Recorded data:
^^^^^^^^

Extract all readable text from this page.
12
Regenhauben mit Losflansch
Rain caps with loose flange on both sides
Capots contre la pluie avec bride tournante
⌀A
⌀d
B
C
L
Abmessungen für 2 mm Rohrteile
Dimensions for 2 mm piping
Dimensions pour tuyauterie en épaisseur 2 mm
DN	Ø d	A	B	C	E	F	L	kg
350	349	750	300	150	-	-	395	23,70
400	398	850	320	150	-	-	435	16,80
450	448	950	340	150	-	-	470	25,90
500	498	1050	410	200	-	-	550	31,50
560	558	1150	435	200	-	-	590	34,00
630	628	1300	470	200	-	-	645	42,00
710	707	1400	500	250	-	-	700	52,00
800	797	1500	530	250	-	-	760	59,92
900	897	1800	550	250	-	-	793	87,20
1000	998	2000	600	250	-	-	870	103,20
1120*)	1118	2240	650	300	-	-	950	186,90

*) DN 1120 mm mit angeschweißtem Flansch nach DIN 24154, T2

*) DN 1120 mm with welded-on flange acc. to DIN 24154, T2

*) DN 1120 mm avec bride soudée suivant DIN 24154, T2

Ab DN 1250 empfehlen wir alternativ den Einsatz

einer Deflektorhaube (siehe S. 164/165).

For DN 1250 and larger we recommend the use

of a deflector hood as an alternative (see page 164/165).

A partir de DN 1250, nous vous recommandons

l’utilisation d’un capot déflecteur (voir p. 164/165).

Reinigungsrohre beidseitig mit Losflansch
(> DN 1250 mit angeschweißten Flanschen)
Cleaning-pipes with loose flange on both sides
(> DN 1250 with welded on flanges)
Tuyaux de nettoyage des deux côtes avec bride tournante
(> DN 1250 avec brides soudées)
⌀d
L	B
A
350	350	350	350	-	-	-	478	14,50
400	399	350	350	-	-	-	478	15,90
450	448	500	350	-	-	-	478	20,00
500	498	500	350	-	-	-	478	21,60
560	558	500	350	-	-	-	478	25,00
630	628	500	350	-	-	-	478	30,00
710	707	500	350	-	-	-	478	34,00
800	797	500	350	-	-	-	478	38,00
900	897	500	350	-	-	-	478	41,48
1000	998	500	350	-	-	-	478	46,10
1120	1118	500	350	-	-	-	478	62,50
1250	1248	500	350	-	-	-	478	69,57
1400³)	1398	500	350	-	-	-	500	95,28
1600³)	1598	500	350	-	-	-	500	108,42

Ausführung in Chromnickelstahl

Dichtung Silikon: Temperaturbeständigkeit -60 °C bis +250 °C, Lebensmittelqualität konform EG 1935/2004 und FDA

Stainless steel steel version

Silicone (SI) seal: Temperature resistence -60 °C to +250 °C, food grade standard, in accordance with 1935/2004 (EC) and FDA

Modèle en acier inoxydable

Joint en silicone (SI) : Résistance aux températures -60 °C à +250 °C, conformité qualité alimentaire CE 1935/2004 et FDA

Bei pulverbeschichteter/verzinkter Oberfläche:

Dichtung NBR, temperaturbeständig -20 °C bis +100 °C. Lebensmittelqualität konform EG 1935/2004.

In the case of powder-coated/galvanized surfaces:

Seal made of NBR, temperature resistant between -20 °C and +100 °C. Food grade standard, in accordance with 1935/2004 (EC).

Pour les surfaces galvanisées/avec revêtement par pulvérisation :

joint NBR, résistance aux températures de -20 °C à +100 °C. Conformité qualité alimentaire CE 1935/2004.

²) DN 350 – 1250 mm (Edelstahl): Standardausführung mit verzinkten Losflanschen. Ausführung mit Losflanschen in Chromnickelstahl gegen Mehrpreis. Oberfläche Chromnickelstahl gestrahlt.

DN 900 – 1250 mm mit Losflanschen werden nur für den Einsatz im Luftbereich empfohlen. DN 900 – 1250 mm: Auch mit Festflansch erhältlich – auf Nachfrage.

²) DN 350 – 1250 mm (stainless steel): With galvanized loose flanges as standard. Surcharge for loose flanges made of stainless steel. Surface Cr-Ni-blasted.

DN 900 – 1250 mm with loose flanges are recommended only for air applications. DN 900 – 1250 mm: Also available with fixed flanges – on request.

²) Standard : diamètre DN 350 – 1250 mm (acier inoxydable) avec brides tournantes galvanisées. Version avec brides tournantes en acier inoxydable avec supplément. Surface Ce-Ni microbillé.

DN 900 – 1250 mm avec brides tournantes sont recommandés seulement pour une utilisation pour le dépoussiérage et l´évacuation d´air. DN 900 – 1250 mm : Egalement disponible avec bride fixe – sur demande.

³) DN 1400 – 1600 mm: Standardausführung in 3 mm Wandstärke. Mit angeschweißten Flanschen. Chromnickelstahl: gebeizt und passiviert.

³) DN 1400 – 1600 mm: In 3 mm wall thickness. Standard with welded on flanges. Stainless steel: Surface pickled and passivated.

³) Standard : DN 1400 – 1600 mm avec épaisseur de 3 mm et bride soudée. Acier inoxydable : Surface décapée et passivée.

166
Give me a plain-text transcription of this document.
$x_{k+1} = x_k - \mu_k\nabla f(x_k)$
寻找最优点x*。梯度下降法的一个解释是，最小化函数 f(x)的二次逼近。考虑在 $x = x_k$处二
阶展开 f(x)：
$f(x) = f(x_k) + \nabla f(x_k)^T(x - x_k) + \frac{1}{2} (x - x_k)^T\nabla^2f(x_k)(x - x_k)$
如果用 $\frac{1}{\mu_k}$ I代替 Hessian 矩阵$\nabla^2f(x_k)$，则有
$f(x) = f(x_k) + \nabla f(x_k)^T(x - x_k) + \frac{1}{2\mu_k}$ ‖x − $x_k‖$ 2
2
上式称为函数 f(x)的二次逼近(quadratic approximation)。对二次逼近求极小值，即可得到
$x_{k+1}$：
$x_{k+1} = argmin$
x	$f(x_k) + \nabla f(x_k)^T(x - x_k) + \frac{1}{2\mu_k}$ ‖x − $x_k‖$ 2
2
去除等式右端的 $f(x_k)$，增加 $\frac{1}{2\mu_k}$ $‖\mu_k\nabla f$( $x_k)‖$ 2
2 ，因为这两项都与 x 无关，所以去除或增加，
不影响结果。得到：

^^^^^^^^

WHAT THE TASK REQUIRES: Word for word, write out all of the data above.

ANSWER TO THE EXERCISE:
Extract all readable text from this page.
12
Regenhauben mit Losflansch
Rain caps with loose flange on both sides
Capots contre la pluie avec bride tournante
⌀A
⌀d
B
C
L
Abmessungen für 2 mm Rohrteile
Dimensions for 2 mm piping
Dimensions pour tuyauterie en épaisseur 2 mm
DN	Ø d	A	B	C	E	F	L	kg
350	349	750	300	150	-	-	395	23,70
400	398	850	320	150	-	-	435	16,80
450	448	950	340	150	-	-	470	25,90
500	498	1050	410	200	-	-	550	31,50
560	558	1150	435	200	-	-	590	34,00
630	628	1300	470	200	-	-	645	42,00
710	707	1400	500	250	-	-	700	52,00
800	797	1500	530	250	-	-	760	59,92
900	897	1800	550	250	-	-	793	87,20
1000	998	2000	600	250	-	-	870	103,20
1120*)	1118	2240	650	300	-	-	950	186,90

*) DN 1120 mm mit angeschweißtem Flansch nach DIN 24154, T2

*) DN 1120 mm with welded-on flange acc. to DIN 24154, T2

*) DN 1120 mm avec bride soudée suivant DIN 24154, T2

Ab DN 1250 empfehlen wir alternativ den Einsatz

einer Deflektorhaube (siehe S. 164/165).

For DN 1250 and larger we recommend the use

of a deflector hood as an alternative (see page 164/165).

A partir de DN 1250, nous vous recommandons

l’utilisation d’un capot déflecteur (voir p. 164/165).

Reinigungsrohre beidseitig mit Losflansch
(> DN 1250 mit angeschweißten Flanschen)
Cleaning-pipes with loose flange on both sides
(> DN 1250 with welded on flanges)
Tuyaux de nettoyage des deux côtes avec bride tournante
(> DN 1250 avec brides soudées)
⌀d
L	B
A
350	350	350	350	-	-	-	478	14,50
400	399	350	350	-	-	-	478	15,90
450	448	500	350	-	-	-	478	20,00
500	498	500	350	-	-	-	478	21,60
560	558	500	350	-	-	-	478	25,00
630	628	500	350	-	-	-	478	30,00
710	707	500	350	-	-	-	478	34,00
800	797	500	350	-	-	-	478	38,00
900	897	500	350	-	-	-	478	41,48
1000	998	500	350	-	-	-	478	46,10
1120	1118	500	350	-	-	-	478	62,50
1250	1248	500	350	-	-	-	478	69,57
1400³)	1398	500	350	-	-	-	500	95,28
1600³)	1598	500	350	-	-	-	500	108,42

Ausführung in Chromnickelstahl

Dichtung Silikon: Temperaturbeständigkeit -60 °C bis +250 °C, Lebensmittelqualität konform EG 1935/2004 und FDA

Stainless steel steel version

Silicone (SI) seal: Temperature resistence -60 °C to +250 °C, food grade standard, in accordance with 1935/2004 (EC) and FDA

Modèle en acier inoxydable

Joint en silicone (SI) : Résistance aux températures -60 °C à +250 °C, conformité qualité alimentaire CE 1935/2004 et FDA

Bei pulverbeschichteter/verzinkter Oberfläche:

Dichtung NBR, temperaturbeständig -20 °C bis +100 °C. Lebensmittelqualität konform EG 1935/2004.

In the case of powder-coated/galvanized surfaces:

Seal made of NBR, temperature resistant between -20 °C and +100 °C. Food grade standard, in accordance with 1935/2004 (EC).

Pour les surfaces galvanisées/avec revêtement par pulvérisation :

joint NBR, résistance aux températures de -20 °C à +100 °C. Conformité qualité alimentaire CE 1935/2004.

²) DN 350 – 1250 mm (Edelstahl): Standardausführung mit verzinkten Losflanschen. Ausführung mit Losflanschen in Chromnickelstahl gegen Mehrpreis. Oberfläche Chromnickelstahl gestrahlt.

DN 900 – 1250 mm mit Losflanschen werden nur für den Einsatz im Luftbereich empfohlen. DN 900 – 1250 mm: Auch mit Festflansch erhältlich – auf Nachfrage.

²) DN 350 – 1250 mm (stainless steel): With galvanized loose flanges as standard. Surcharge for loose flanges made of stainless steel. Surface Cr-Ni-blasted.

DN 900 – 1250 mm with loose flanges are recommended only for air applications. DN 900 – 1250 mm: Also available with fixed flanges – on request.

²) Standard : diamètre DN 350 – 1250 mm (acier inoxydable) avec brides tournantes galvanisées. Version avec brides tournantes en acier inoxydable avec supplément. Surface Ce-Ni microbillé.

DN 900 – 1250 mm avec brides tournantes sont recommandés seulement pour une utilisation pour le dépoussiérage et l´évacuation d´air. DN 900 – 1250 mm : Egalement disponible avec bride fixe – sur demande.

³) DN 1400 – 1600 mm: Standardausführung in 3 mm Wandstärke. Mit angeschweißten Flanschen. Chromnickelstahl: gebeizt und passiviert.

³) DN 1400 – 1600 mm: In 3 mm wall thickness. Standard with welded on flanges. Stainless steel: Surface pickled and passivated.

³) Standard : DN 1400 – 1600 mm avec épaisseur de 3 mm et bride soudée. Acier inoxydable : Surface décapée et passivée.

166
Give me a plain-text transcription of this document.
$x_{k+1} = x_k - \mu_k\nabla f(x_k)$
寻找最优点x*。梯度下降法的一个解释是，最小化函数 f(x)的二次逼近。考虑在 $x = x_k$处二
阶展开 f(x)：
$f(x) = f(x_k) + \nabla f(x_k)^T(x - x_k) + \frac{1}{2} (x - x_k)^T\nabla^2f(x_k)(x - x_k)$
如果用 $\frac{1}{\mu_k}$ I代替 Hessian 矩阵$\nabla^2f(x_k)$，则有
$f(x) = f(x_k) + \nabla f(x_k)^T(x - x_k) + \frac{1}{2\mu_k}$ ‖x − $x_k‖$ 2
2
上式称为函数 f(x)的二次逼近(quadratic approximation)。对二次逼近求极小值，即可得到
$x_{k+1}$：
$x_{k+1} = argmin$
x	$f(x_k) + \nabla f(x_k)^T(x - x_k) + \frac{1}{2\mu_k}$ ‖x − $x_k‖$ 2
2
去除等式右端的 $f(x_k)$，增加 $\frac{1}{2\mu_k}$ $‖\mu_k\nabla f$( $x_k)‖$ 2
2 ，因为这两项都与 x 无关，所以去除或增加，
不影响结果。得到：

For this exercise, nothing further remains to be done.